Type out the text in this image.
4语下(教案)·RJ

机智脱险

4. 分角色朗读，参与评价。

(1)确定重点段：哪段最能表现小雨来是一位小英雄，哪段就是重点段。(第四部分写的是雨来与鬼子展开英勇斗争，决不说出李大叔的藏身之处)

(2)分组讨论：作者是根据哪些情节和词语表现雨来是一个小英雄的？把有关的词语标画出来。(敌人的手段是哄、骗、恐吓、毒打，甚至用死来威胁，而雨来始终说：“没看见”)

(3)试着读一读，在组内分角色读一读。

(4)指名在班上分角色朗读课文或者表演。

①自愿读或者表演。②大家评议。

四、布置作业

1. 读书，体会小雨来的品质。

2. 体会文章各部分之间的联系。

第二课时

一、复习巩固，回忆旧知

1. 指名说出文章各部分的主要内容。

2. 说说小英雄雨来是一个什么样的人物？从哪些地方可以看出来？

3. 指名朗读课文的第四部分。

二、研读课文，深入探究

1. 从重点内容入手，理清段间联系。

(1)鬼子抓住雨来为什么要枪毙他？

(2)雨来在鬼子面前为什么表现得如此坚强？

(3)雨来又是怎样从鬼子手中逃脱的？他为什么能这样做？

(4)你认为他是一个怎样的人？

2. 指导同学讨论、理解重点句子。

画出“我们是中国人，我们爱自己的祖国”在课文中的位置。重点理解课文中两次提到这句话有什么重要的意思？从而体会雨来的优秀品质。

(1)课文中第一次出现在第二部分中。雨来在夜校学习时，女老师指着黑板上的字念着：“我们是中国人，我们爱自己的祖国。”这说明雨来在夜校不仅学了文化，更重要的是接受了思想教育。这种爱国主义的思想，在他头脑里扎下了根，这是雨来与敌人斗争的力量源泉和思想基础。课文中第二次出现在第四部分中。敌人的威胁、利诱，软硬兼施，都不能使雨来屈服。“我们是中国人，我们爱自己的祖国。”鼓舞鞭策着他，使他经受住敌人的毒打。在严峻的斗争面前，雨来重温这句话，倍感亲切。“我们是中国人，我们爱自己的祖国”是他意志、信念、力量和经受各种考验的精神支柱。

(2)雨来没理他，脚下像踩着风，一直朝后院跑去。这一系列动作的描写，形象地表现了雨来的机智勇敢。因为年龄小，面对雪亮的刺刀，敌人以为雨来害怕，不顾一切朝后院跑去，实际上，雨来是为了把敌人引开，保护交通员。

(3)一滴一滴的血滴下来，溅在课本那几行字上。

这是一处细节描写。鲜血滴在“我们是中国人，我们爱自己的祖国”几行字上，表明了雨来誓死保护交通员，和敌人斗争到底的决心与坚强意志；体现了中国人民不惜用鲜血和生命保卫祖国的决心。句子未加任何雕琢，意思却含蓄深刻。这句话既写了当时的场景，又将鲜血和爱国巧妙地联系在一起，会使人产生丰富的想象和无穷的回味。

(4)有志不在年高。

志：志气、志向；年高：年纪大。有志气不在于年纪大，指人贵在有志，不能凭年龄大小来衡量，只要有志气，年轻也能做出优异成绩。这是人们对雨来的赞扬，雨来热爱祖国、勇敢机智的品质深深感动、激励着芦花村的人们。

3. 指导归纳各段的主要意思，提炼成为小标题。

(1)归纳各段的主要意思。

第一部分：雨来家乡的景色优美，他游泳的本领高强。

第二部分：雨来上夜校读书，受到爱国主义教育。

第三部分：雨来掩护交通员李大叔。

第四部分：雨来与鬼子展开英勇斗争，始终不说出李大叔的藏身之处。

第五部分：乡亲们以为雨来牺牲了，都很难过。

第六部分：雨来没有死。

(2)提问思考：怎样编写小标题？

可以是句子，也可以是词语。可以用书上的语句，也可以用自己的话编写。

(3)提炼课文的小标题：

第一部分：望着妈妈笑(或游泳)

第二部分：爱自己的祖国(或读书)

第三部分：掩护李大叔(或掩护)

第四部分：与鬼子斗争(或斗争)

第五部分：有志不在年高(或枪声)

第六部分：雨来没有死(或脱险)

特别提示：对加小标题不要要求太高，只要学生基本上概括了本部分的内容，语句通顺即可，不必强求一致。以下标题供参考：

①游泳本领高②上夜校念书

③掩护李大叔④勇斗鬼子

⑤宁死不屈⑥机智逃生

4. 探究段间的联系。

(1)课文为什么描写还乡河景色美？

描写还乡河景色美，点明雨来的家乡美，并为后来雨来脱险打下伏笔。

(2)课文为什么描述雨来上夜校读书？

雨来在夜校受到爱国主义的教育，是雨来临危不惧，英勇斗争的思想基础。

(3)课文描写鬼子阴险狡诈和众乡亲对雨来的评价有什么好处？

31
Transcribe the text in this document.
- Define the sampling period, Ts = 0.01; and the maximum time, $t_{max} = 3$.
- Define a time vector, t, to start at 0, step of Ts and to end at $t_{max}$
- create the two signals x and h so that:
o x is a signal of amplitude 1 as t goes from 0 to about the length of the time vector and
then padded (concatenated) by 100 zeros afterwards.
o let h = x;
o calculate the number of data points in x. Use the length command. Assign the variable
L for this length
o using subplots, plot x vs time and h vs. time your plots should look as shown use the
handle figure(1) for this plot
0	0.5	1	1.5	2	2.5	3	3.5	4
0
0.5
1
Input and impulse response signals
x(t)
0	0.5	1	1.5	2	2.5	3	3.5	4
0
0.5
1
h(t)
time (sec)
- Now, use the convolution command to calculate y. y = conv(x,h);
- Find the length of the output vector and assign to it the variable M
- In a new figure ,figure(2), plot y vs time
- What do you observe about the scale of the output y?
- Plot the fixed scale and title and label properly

----

__What to produce__
Output an exact copy of each record.

__The output__
Type out the text in this image.
4语下(教案)·RJ

机智脱险

4. 分角色朗读，参与评价。

(1)确定重点段：哪段最能表现小雨来是一位小英雄，哪段就是重点段。(第四部分写的是雨来与鬼子展开英勇斗争，决不说出李大叔的藏身之处)

(2)分组讨论：作者是根据哪些情节和词语表现雨来是一个小英雄的？把有关的词语标画出来。(敌人的手段是哄、骗、恐吓、毒打，甚至用死来威胁，而雨来始终说：“没看见”)

(3)试着读一读，在组内分角色读一读。

(4)指名在班上分角色朗读课文或者表演。

①自愿读或者表演。②大家评议。

四、布置作业

1. 读书，体会小雨来的品质。

2. 体会文章各部分之间的联系。

第二课时

一、复习巩固，回忆旧知

1. 指名说出文章各部分的主要内容。

2. 说说小英雄雨来是一个什么样的人物？从哪些地方可以看出来？

3. 指名朗读课文的第四部分。

二、研读课文，深入探究

1. 从重点内容入手，理清段间联系。

(1)鬼子抓住雨来为什么要枪毙他？

(2)雨来在鬼子面前为什么表现得如此坚强？

(3)雨来又是怎样从鬼子手中逃脱的？他为什么能这样做？

(4)你认为他是一个怎样的人？

2. 指导同学讨论、理解重点句子。

画出“我们是中国人，我们爱自己的祖国”在课文中的位置。重点理解课文中两次提到这句话有什么重要的意思？从而体会雨来的优秀品质。

(1)课文中第一次出现在第二部分中。雨来在夜校学习时，女老师指着黑板上的字念着：“我们是中国人，我们爱自己的祖国。”这说明雨来在夜校不仅学了文化，更重要的是接受了思想教育。这种爱国主义的思想，在他头脑里扎下了根，这是雨来与敌人斗争的力量源泉和思想基础。课文中第二次出现在第四部分中。敌人的威胁、利诱，软硬兼施，都不能使雨来屈服。“我们是中国人，我们爱自己的祖国。”鼓舞鞭策着他，使他经受住敌人的毒打。在严峻的斗争面前，雨来重温这句话，倍感亲切。“我们是中国人，我们爱自己的祖国”是他意志、信念、力量和经受各种考验的精神支柱。

(2)雨来没理他，脚下像踩着风，一直朝后院跑去。这一系列动作的描写，形象地表现了雨来的机智勇敢。因为年龄小，面对雪亮的刺刀，敌人以为雨来害怕，不顾一切朝后院跑去，实际上，雨来是为了把敌人引开，保护交通员。

(3)一滴一滴的血滴下来，溅在课本那几行字上。

这是一处细节描写。鲜血滴在“我们是中国人，我们爱自己的祖国”几行字上，表明了雨来誓死保护交通员，和敌人斗争到底的决心与坚强意志；体现了中国人民不惜用鲜血和生命保卫祖国的决心。句子未加任何雕琢，意思却含蓄深刻。这句话既写了当时的场景，又将鲜血和爱国巧妙地联系在一起，会使人产生丰富的想象和无穷的回味。

(4)有志不在年高。

志：志气、志向；年高：年纪大。有志气不在于年纪大，指人贵在有志，不能凭年龄大小来衡量，只要有志气，年轻也能做出优异成绩。这是人们对雨来的赞扬，雨来热爱祖国、勇敢机智的品质深深感动、激励着芦花村的人们。

3. 指导归纳各段的主要意思，提炼成为小标题。

(1)归纳各段的主要意思。

第一部分：雨来家乡的景色优美，他游泳的本领高强。

第二部分：雨来上夜校读书，受到爱国主义教育。

第三部分：雨来掩护交通员李大叔。

第四部分：雨来与鬼子展开英勇斗争，始终不说出李大叔的藏身之处。

第五部分：乡亲们以为雨来牺牲了，都很难过。

第六部分：雨来没有死。

(2)提问思考：怎样编写小标题？

可以是句子，也可以是词语。可以用书上的语句，也可以用自己的话编写。

(3)提炼课文的小标题：

第一部分：望着妈妈笑(或游泳)

第二部分：爱自己的祖国(或读书)

第三部分：掩护李大叔(或掩护)

第四部分：与鬼子斗争(或斗争)

第五部分：有志不在年高(或枪声)

第六部分：雨来没有死(或脱险)

特别提示：对加小标题不要要求太高，只要学生基本上概括了本部分的内容，语句通顺即可，不必强求一致。以下标题供参考：

①游泳本领高②上夜校念书

③掩护李大叔④勇斗鬼子

⑤宁死不屈⑥机智逃生

4. 探究段间的联系。

(1)课文为什么描写还乡河景色美？

描写还乡河景色美，点明雨来的家乡美，并为后来雨来脱险打下伏笔。

(2)课文为什么描述雨来上夜校读书？

雨来在夜校受到爱国主义的教育，是雨来临危不惧，英勇斗争的思想基础。

(3)课文描写鬼子阴险狡诈和众乡亲对雨来的评价有什么好处？

31
Transcribe the text in this document.
- Define the sampling period, Ts = 0.01; and the maximum time, $t_{max} = 3$.
- Define a time vector, t, to start at 0, step of Ts and to end at $t_{max}$
- create the two signals x and h so that:
o x is a signal of amplitude 1 as t goes from 0 to about the length of the time vector and
then padded (concatenated) by 100 zeros afterwards.
o let h = x;
o calculate the number of data points in x. Use the length command. Assign the variable
L for this length
o using subplots, plot x vs time and h vs. time your plots should look as shown use the
handle figure(1) for this plot
0	0.5	1	1.5	2	2.5	3	3.5	4
0
0.5
1
Input and impulse response signals
x(t)
0	0.5	1	1.5	2	2.5	3	3.5	4
0
0.5
1
h(t)
time (sec)
- Now, use the convolution command to calculate y. y = conv(x,h);
- Find the length of the output vector and assign to it the variable M
- In a new figure ,figure(2), plot y vs time
- What do you observe about the scale of the output y?
- Plot the fixed scale and title and label properly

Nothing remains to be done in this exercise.